[START RECORDS FOR THE EXERCISE]

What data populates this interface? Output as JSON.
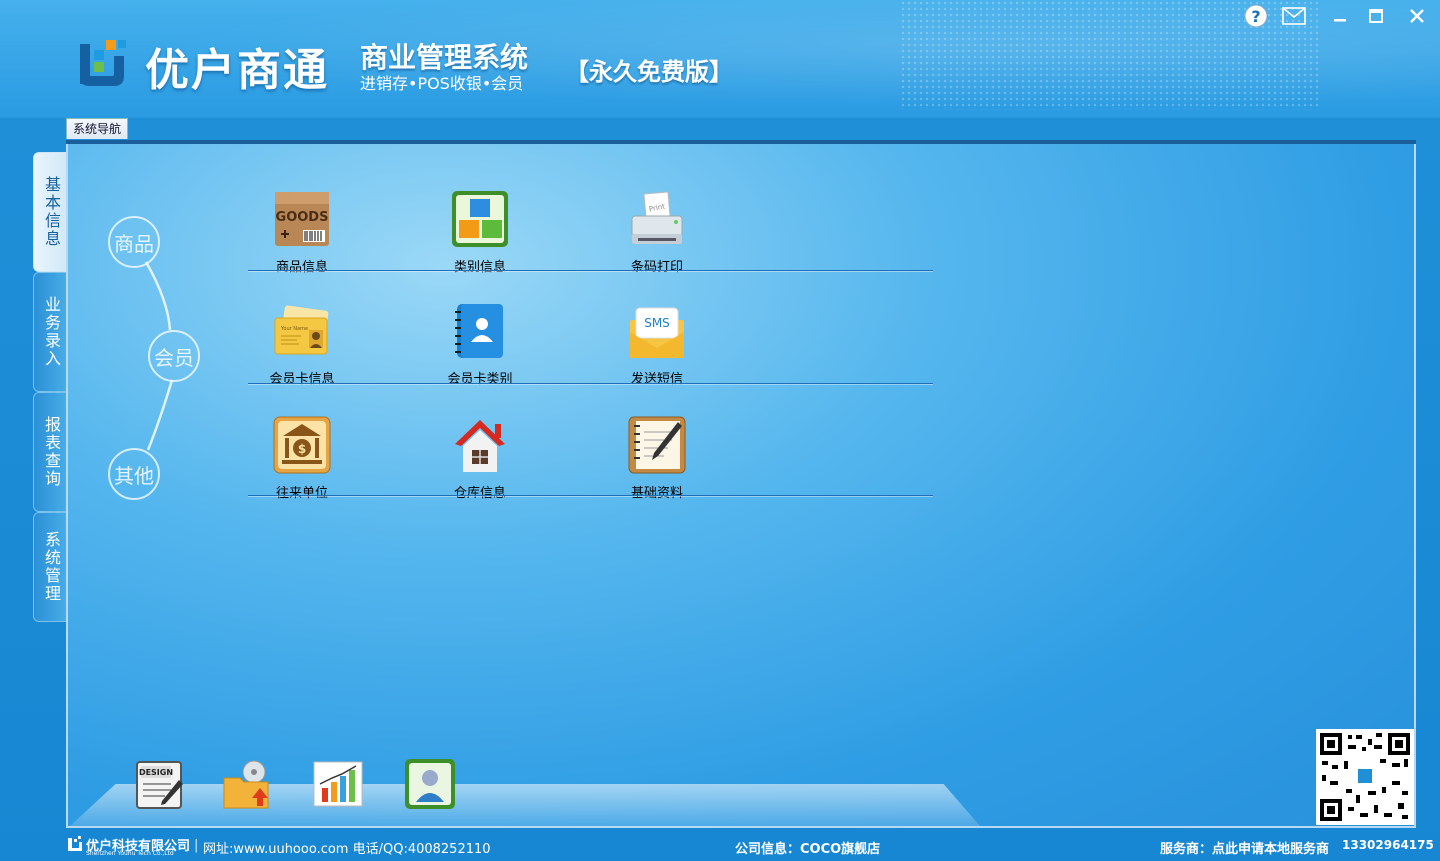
{
  "header": {
    "brand": "优户商通",
    "system_title": "商业管理系统",
    "subtitle": "进销存•POS收银•会员",
    "edition": "【永久免费版】"
  },
  "window_controls": {
    "help": "?",
    "mail": "✉",
    "minimize": "—",
    "maximize": "□",
    "close": "✕"
  },
  "nav_tab": "系统导航",
  "side_tabs": [
    {
      "label": "基本信息",
      "active": true
    },
    {
      "label": "业务录入",
      "active": false
    },
    {
      "label": "报表查询",
      "active": false
    },
    {
      "label": "系统管理",
      "active": false
    }
  ],
  "categories": [
    "商品",
    "会员",
    "其他"
  ],
  "items": {
    "goods": {
      "label": "商品信息",
      "icon_text": "GOODS"
    },
    "category": {
      "label": "类别信息"
    },
    "barcode": {
      "label": "条码打印",
      "icon_text": "Print"
    },
    "member_card": {
      "label": "会员卡信息",
      "icon_text": "Your Name"
    },
    "member_type": {
      "label": "会员卡类别"
    },
    "sms": {
      "label": "发送短信",
      "icon_text": "SMS"
    },
    "partner": {
      "label": "往来单位"
    },
    "warehouse": {
      "label": "仓库信息"
    },
    "basic": {
      "label": "基础资料"
    }
  },
  "shelf_icons": {
    "design_text": "DESIGN"
  },
  "footer": {
    "company": "优户科技有限公司",
    "company_en": "Shenzhen Youhu Tech Co.,Ltd",
    "website": "网址:www.uuhooo.com 电话/QQ:4008252110",
    "company_info": "公司信息：COCO旗舰店",
    "service": "服务商：点此申请本地服务商",
    "phone": "13302964175"
  },
  "colors": {
    "accent": "#1787d3",
    "panel": "#56b7ee"
  }
}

[END RECORDS FOR THE EXERCISE]

> [YOUR TASK]
Copy the whole of the material above exactly, but not its images.

> [FINISHED EXERCISE]
What data populates this interface? Output as JSON.
{
  "header": {
    "brand": "优户商通",
    "system_title": "商业管理系统",
    "subtitle": "进销存•POS收银•会员",
    "edition": "【永久免费版】"
  },
  "window_controls": {
    "help": "?",
    "mail": "✉",
    "minimize": "—",
    "maximize": "□",
    "close": "✕"
  },
  "nav_tab": "系统导航",
  "side_tabs": [
    {
      "label": "基本信息",
      "active": true
    },
    {
      "label": "业务录入",
      "active": false
    },
    {
      "label": "报表查询",
      "active": false
    },
    {
      "label": "系统管理",
      "active": false
    }
  ],
  "categories": [
    "商品",
    "会员",
    "其他"
  ],
  "items": {
    "goods": {
      "label": "商品信息",
      "icon_text": "GOODS"
    },
    "category": {
      "label": "类别信息"
    },
    "barcode": {
      "label": "条码打印",
      "icon_text": "Print"
    },
    "member_card": {
      "label": "会员卡信息",
      "icon_text": "Your Name"
    },
    "member_type": {
      "label": "会员卡类别"
    },
    "sms": {
      "label": "发送短信",
      "icon_text": "SMS"
    },
    "partner": {
      "label": "往来单位"
    },
    "warehouse": {
      "label": "仓库信息"
    },
    "basic": {
      "label": "基础资料"
    }
  },
  "shelf_icons": {
    "design_text": "DESIGN"
  },
  "footer": {
    "company": "优户科技有限公司",
    "company_en": "Shenzhen Youhu Tech Co.,Ltd",
    "website": "网址:www.uuhooo.com 电话/QQ:4008252110",
    "company_info": "公司信息：COCO旗舰店",
    "service": "服务商：点此申请本地服务商",
    "phone": "13302964175"
  },
  "colors": {
    "accent": "#1787d3",
    "panel": "#56b7ee"
  }
}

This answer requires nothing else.